Dataset items
• • • • • • •
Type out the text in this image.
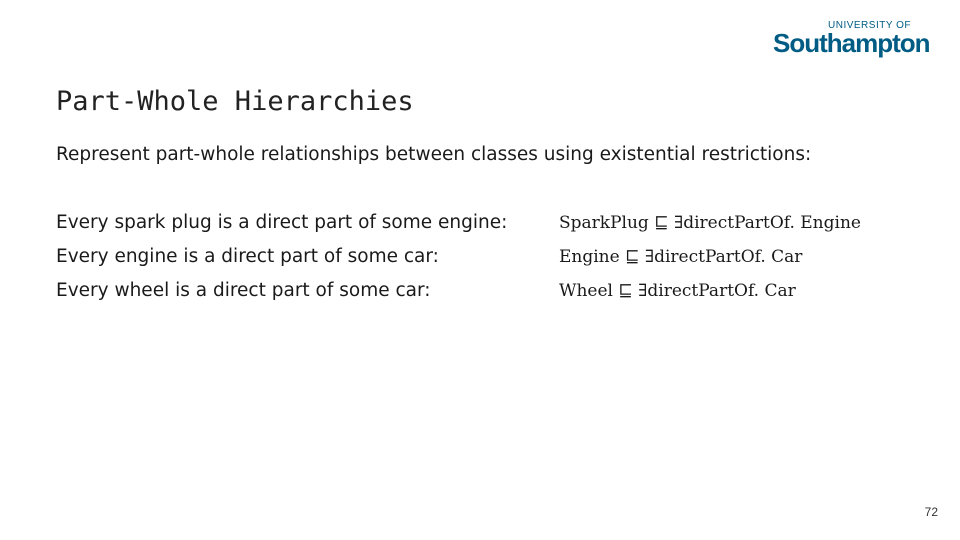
UNIVERSITY OF
Southampton
Part-Whole Hierarchies
Represent part-whole relationships between classes using existential restrictions:
Every spark plug is a direct part of some engine:	SparkPlug ⊑ ∃directPartOf. Engine
Every engine is a direct part of some car:	Engine ⊑ ∃directPartOf. Car
Every wheel is a direct part of some car:	Wheel ⊑ ∃directPartOf. Car
72
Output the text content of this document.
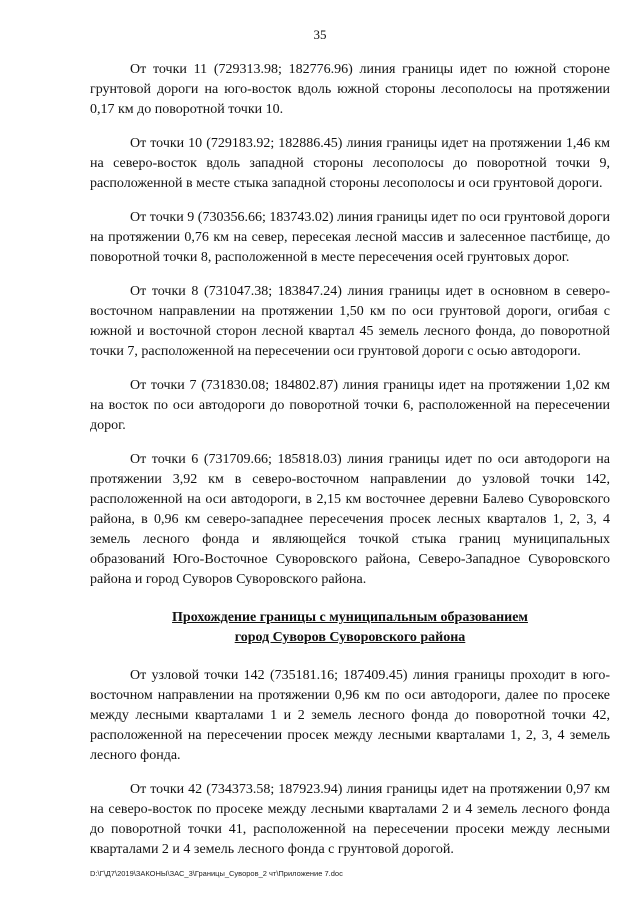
35

От точки 11 (729313.98; 182776.96) линия границы идет по южной стороне грунтовой дороги на юго-восток вдоль южной стороны лесополосы на протяжении 0,17 км до поворотной точки 10.

От точки 10 (729183.92; 182886.45) линия границы идет на протяжении 1,46 км на северо-восток вдоль западной стороны лесополосы до поворотной точки 9, расположенной в месте стыка западной стороны лесополосы и оси грунтовой дороги.

От точки 9 (730356.66; 183743.02) линия границы идет по оси грунтовой дороги на протяжении 0,76 км на север, пересекая лесной массив и залесенное пастбище, до поворотной точки 8, расположенной в месте пересечения осей грунтовых дорог.

От точки 8 (731047.38; 183847.24) линия границы идет в основном в северо-восточном направлении на протяжении 1,50 км по оси грунтовой дороги, огибая с южной и восточной сторон лесной квартал 45 земель лесного фонда, до поворотной точки 7, расположенной на пересечении оси грунтовой дороги с осью автодороги.

От точки 7 (731830.08; 184802.87) линия границы идет на протяжении 1,02 км на восток по оси автодороги до поворотной точки 6, расположенной на пересечении дорог.

От точки 6 (731709.66; 185818.03) линия границы идет по оси автодороги на протяжении 3,92 км в северо-восточном направлении до узловой точки 142, расположенной на оси автодороги, в 2,15 км восточнее деревни Балево Суворовского района, в 0,96 км северо-западнее пересечения просек лесных кварталов 1, 2, 3, 4 земель лесного фонда и являющейся точкой стыка границ муниципальных образований Юго-Восточное Суворовского района, Северо-Западное Суворовского района и город Суворов Суворовского района.

Прохождение границы с муниципальным образованием
город Суворов Суворовского района

От узловой точки 142 (735181.16; 187409.45) линия границы проходит в юго-восточном направлении на протяжении 0,96 км по оси автодороги, далее по просеке между лесными кварталами 1 и 2 земель лесного фонда до поворотной точки 42, расположенной на пересечении просек между лесными кварталами 1, 2, 3, 4 земель лесного фонда.

От точки 42 (734373.58; 187923.94) линия границы идет на протяжении 0,97 км на северо-восток по просеке между лесными кварталами 2 и 4 земель лесного фонда до поворотной точки 41, расположенной на пересечении просеки между лесными кварталами 2 и 4 земель лесного фонда с грунтовой дорогой.

D:\Г\Д7\2019\ЗАКОНЫ\ЗАС_3\Границы_Суворов_2 чт\Приложение 7.doc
• • • • • • •
### [What is being asked]
Copy each line in full and exactly, omitting any picture.

### [Worked answer]
Type out the text in this image.
UNIVERSITY OF
Southampton
Part-Whole Hierarchies
Represent part-whole relationships between classes using existential restrictions:
Every spark plug is a direct part of some engine:	SparkPlug ⊑ ∃directPartOf. Engine
Every engine is a direct part of some car:	Engine ⊑ ∃directPartOf. Car
Every wheel is a direct part of some car:	Wheel ⊑ ∃directPartOf. Car
72
Output the text content of this document.
35

От точки 11 (729313.98; 182776.96) линия границы идет по южной стороне грунтовой дороги на юго-восток вдоль южной стороны лесополосы на протяжении 0,17 км до поворотной точки 10.

От точки 10 (729183.92; 182886.45) линия границы идет на протяжении 1,46 км на северо-восток вдоль западной стороны лесополосы до поворотной точки 9, расположенной в месте стыка западной стороны лесополосы и оси грунтовой дороги.

От точки 9 (730356.66; 183743.02) линия границы идет по оси грунтовой дороги на протяжении 0,76 км на север, пересекая лесной массив и залесенное пастбище, до поворотной точки 8, расположенной в месте пересечения осей грунтовых дорог.

От точки 8 (731047.38; 183847.24) линия границы идет в основном в северо-восточном направлении на протяжении 1,50 км по оси грунтовой дороги, огибая с южной и восточной сторон лесной квартал 45 земель лесного фонда, до поворотной точки 7, расположенной на пересечении оси грунтовой дороги с осью автодороги.

От точки 7 (731830.08; 184802.87) линия границы идет на протяжении 1,02 км на восток по оси автодороги до поворотной точки 6, расположенной на пересечении дорог.

От точки 6 (731709.66; 185818.03) линия границы идет по оси автодороги на протяжении 3,92 км в северо-восточном направлении до узловой точки 142, расположенной на оси автодороги, в 2,15 км восточнее деревни Балево Суворовского района, в 0,96 км северо-западнее пересечения просек лесных кварталов 1, 2, 3, 4 земель лесного фонда и являющейся точкой стыка границ муниципальных образований Юго-Восточное Суворовского района, Северо-Западное Суворовского района и город Суворов Суворовского района.

Прохождение границы с муниципальным образованием
город Суворов Суворовского района

От узловой точки 142 (735181.16; 187409.45) линия границы проходит в юго-восточном направлении на протяжении 0,96 км по оси автодороги, далее по просеке между лесными кварталами 1 и 2 земель лесного фонда до поворотной точки 42, расположенной на пересечении просек между лесными кварталами 1, 2, 3, 4 земель лесного фонда.

От точки 42 (734373.58; 187923.94) линия границы идет на протяжении 0,97 км на северо-восток по просеке между лесными кварталами 2 и 4 земель лесного фонда до поворотной точки 41, расположенной на пересечении просеки между лесными кварталами 2 и 4 земель лесного фонда с грунтовой дорогой.

D:\Г\Д7\2019\ЗАКОНЫ\ЗАС_3\Границы_Суворов_2 чт\Приложение 7.doc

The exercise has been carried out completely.